- [To be done]:
Tally every line featuring "mental", then give that tally alone.

- [Materials provided]:
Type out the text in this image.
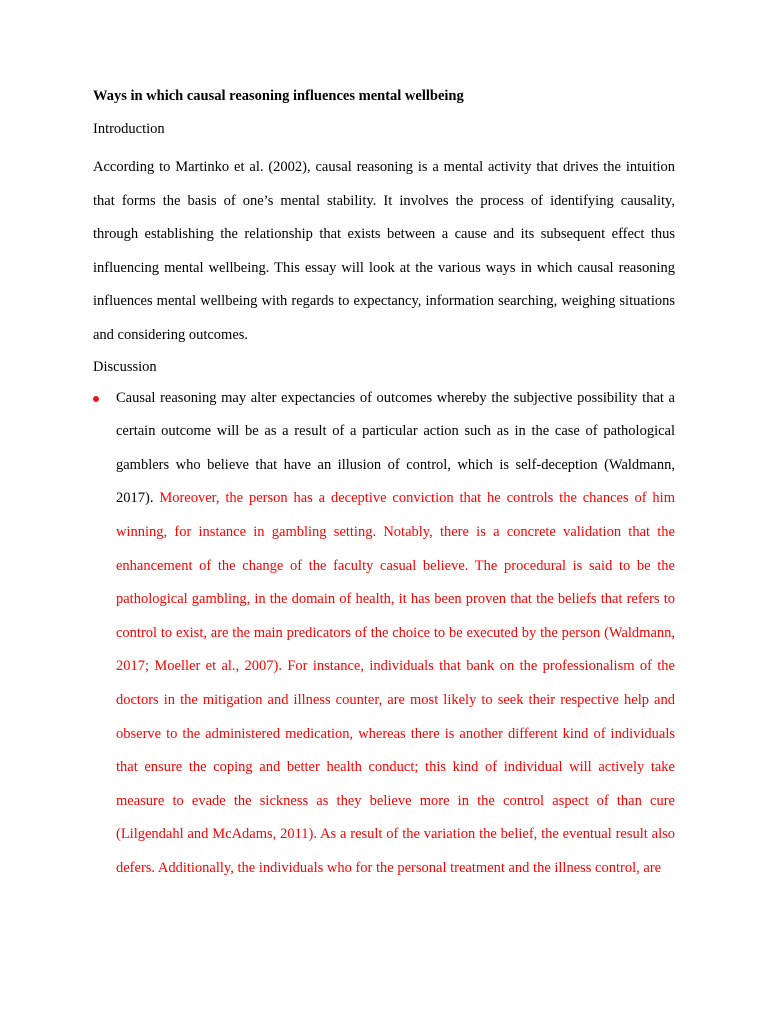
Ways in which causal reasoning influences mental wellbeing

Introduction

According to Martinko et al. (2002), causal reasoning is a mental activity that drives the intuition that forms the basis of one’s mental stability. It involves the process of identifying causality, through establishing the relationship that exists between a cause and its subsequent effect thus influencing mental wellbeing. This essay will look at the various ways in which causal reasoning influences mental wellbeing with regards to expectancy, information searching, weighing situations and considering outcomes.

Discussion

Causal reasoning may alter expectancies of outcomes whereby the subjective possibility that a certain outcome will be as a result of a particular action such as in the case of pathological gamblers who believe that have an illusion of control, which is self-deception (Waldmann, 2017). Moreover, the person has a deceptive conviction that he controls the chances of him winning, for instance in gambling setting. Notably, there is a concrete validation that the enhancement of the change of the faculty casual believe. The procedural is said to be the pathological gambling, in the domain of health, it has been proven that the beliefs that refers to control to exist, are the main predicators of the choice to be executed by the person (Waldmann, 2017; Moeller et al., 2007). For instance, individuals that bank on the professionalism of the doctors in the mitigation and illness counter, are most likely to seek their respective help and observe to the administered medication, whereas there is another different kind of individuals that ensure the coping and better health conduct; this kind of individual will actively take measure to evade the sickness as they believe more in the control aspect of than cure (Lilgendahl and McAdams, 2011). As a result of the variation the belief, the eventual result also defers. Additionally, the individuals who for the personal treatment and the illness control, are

- [Solution to the problem]:
2